Saved data entries
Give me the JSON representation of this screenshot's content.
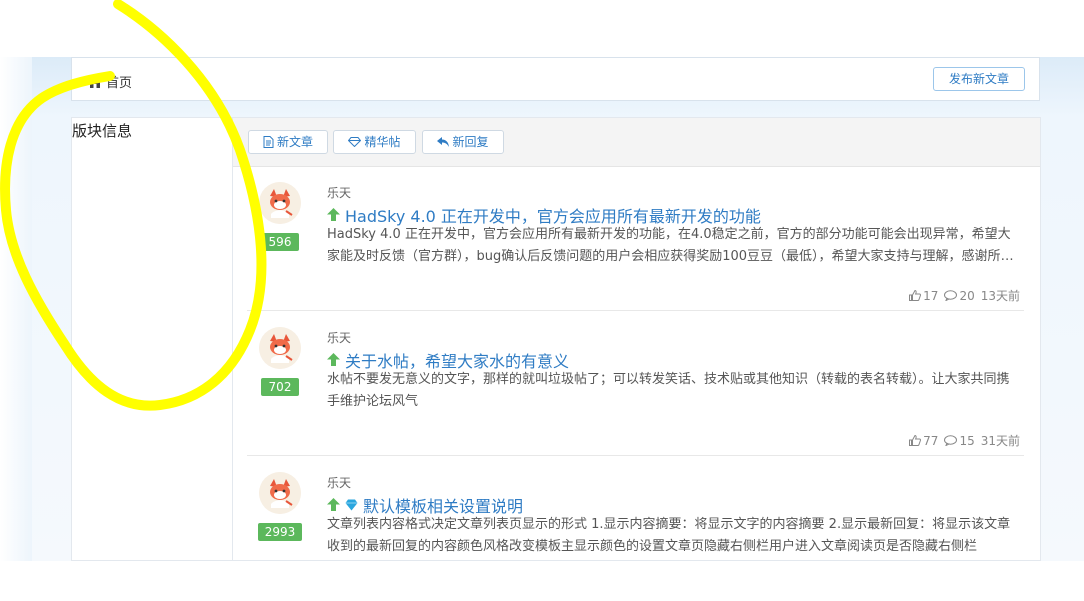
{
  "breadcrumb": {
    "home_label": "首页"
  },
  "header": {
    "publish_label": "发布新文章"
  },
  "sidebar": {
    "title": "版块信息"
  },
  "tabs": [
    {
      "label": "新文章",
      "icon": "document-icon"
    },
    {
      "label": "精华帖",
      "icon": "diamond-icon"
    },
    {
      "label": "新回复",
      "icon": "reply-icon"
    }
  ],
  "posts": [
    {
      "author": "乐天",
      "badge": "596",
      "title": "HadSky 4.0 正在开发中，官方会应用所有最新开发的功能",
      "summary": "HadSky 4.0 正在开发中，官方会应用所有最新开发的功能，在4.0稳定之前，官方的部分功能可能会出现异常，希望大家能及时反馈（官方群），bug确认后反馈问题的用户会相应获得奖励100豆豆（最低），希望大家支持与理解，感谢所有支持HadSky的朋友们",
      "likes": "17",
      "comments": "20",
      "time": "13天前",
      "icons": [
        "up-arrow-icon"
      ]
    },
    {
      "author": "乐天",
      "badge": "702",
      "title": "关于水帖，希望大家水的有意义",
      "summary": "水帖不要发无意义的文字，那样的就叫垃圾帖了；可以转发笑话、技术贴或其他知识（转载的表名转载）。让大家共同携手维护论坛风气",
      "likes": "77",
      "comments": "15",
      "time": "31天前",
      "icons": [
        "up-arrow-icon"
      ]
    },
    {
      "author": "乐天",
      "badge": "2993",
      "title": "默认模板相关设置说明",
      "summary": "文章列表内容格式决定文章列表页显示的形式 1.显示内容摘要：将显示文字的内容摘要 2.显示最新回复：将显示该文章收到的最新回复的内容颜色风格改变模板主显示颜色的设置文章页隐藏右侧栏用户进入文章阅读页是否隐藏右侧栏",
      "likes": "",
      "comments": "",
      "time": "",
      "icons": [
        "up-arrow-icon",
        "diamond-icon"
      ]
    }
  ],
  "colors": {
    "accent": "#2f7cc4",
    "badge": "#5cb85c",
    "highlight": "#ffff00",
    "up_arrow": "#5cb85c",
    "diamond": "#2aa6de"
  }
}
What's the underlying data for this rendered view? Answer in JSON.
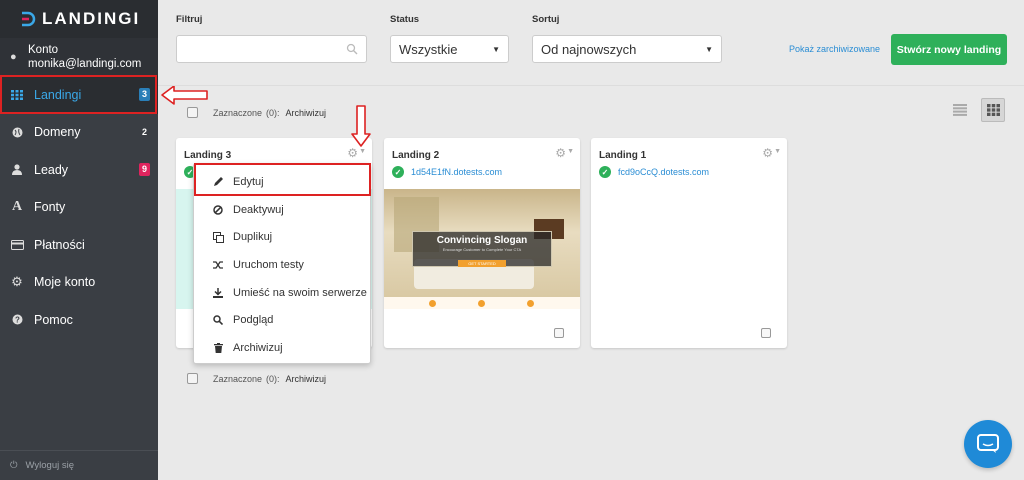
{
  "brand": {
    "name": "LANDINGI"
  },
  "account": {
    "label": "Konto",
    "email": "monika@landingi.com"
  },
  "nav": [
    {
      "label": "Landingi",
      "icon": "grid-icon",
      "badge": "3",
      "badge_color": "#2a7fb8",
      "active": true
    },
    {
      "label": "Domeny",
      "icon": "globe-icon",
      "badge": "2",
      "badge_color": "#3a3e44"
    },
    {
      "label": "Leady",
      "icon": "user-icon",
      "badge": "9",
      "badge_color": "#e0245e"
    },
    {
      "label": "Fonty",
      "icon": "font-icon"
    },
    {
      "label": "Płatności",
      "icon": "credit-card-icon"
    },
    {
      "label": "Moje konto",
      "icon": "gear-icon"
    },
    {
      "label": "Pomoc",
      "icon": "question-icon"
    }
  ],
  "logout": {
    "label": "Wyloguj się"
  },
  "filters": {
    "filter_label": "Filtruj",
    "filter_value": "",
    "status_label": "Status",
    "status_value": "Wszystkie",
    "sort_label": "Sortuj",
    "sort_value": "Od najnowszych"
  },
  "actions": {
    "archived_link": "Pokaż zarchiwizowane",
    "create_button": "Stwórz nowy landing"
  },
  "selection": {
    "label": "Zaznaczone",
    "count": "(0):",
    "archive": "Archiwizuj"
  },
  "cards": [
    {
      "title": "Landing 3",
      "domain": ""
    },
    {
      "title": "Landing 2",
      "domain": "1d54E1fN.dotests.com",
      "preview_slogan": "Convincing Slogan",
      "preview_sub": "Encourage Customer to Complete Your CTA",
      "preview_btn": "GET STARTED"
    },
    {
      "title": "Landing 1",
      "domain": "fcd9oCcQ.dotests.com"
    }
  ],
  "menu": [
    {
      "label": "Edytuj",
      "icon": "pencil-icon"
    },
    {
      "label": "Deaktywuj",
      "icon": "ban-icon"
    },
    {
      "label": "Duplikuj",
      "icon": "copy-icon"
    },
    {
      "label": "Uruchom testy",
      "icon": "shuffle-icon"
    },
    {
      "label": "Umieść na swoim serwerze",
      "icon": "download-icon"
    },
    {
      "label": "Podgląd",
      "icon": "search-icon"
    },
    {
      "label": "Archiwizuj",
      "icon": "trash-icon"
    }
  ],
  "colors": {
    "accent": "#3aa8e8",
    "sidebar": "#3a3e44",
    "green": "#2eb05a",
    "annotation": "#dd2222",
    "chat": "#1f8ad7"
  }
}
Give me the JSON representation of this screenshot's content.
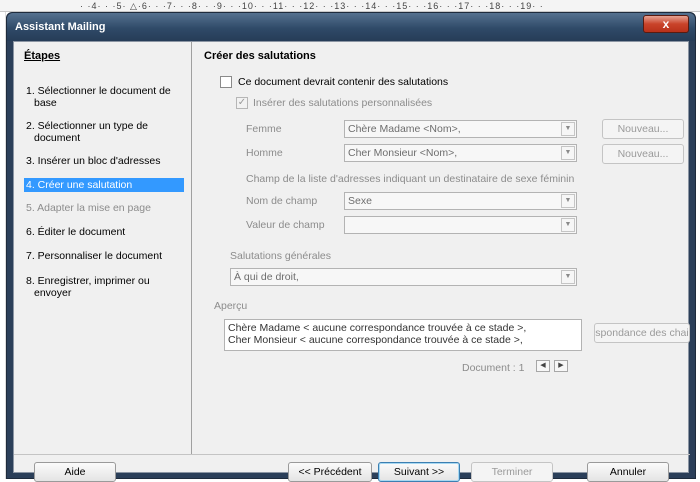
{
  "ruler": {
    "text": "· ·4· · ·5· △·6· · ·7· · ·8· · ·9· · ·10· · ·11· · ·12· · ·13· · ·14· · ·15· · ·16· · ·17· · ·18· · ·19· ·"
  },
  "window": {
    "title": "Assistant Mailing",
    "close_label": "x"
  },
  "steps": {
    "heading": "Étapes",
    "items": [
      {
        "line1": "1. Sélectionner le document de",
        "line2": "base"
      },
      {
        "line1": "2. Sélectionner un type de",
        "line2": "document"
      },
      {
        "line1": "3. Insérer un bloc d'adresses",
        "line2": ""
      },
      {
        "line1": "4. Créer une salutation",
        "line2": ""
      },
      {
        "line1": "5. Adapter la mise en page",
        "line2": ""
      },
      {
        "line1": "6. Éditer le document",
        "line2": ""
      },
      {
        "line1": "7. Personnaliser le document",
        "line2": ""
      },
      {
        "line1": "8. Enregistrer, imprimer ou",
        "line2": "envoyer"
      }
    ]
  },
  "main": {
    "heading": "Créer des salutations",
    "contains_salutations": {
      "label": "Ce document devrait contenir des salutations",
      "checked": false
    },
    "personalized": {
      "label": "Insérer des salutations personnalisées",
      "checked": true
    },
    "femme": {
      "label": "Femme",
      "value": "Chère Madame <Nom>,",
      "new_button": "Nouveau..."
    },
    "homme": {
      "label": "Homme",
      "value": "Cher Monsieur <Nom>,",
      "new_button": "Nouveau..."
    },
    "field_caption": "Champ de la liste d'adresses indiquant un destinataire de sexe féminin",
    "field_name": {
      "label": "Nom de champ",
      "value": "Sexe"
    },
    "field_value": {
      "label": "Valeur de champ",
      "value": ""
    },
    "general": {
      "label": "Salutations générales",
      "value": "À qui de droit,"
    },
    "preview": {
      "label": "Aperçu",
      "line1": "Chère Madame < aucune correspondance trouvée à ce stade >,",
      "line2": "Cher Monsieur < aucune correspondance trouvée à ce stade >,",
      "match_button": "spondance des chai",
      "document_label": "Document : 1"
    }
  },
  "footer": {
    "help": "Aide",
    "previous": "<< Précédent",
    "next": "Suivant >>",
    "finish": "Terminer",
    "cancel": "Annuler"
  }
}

What you will do:
Establish how many lines of the material above hold the word "heading". Nothing but the count should be returned.

Solution for this task:
2